**What you have to do**
Below are some entries. Work out how many of their lines hold the word "CEDARS", and write that number alone.

**Data shown**
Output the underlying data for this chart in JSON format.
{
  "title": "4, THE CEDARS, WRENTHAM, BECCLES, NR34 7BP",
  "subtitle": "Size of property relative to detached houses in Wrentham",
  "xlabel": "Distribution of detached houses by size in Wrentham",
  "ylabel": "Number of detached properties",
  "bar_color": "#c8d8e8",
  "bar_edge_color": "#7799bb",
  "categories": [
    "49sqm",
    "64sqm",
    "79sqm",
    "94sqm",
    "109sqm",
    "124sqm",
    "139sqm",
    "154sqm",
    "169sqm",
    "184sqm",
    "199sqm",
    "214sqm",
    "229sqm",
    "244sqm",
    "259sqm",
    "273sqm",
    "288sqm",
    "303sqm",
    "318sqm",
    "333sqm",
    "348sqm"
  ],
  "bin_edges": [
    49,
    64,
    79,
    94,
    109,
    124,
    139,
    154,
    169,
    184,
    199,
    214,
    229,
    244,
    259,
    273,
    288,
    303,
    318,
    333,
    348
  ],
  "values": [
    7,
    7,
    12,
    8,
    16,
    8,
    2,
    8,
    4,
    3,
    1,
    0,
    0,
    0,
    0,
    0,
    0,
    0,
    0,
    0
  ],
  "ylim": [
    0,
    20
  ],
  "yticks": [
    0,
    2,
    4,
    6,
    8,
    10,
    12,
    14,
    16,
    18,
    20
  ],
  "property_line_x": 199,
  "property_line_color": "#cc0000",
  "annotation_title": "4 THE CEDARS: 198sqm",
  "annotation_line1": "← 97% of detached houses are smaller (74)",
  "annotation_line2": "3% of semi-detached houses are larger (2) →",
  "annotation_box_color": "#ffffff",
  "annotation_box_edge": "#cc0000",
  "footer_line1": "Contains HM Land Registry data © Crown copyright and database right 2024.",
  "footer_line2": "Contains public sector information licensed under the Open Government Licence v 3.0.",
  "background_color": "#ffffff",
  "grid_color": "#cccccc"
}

**Answer for the task**
2